TASK DIRECTIONS: Which lines below hold the word "hace"? Copy all of them.
--- Begin ---
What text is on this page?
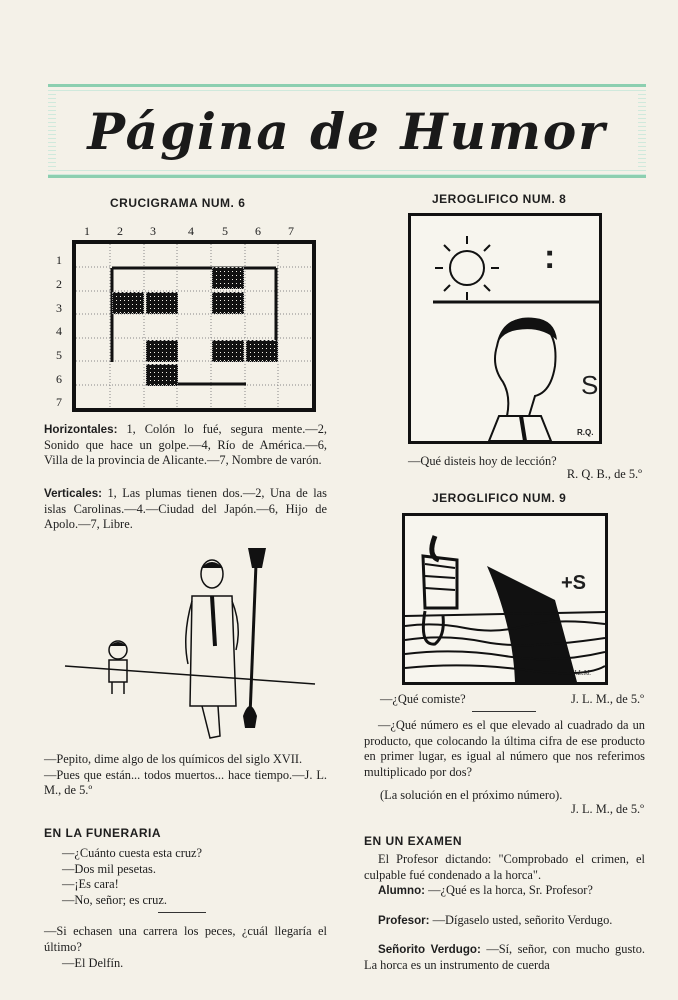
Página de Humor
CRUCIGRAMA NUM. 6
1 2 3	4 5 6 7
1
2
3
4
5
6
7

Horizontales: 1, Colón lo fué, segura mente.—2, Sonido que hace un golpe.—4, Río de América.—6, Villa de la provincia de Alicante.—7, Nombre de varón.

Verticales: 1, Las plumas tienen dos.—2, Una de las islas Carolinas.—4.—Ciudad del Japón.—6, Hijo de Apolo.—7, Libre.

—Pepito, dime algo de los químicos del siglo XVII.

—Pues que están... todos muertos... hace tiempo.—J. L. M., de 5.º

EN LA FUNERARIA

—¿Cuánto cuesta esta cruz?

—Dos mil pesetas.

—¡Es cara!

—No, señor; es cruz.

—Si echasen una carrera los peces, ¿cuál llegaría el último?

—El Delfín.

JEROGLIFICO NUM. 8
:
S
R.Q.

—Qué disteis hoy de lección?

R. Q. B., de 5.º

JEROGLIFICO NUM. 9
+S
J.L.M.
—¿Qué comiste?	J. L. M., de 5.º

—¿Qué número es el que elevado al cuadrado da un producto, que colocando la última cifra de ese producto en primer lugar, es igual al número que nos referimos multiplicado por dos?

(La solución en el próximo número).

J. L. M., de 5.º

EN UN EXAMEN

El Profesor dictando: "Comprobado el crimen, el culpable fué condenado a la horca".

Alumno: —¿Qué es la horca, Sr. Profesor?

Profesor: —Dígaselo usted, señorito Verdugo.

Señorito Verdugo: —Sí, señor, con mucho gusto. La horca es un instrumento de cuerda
--- End ---
ANSWER BELOW:
Horizontales: 1, Colón lo fué, segura mente.—2, Sonido que hace un golpe.—4, Río de América.—6, Villa de la provincia de Alicante.—7, Nombre de varón.
—Pues que están... todos muertos... hace tiempo.—J. L. M., de 5.º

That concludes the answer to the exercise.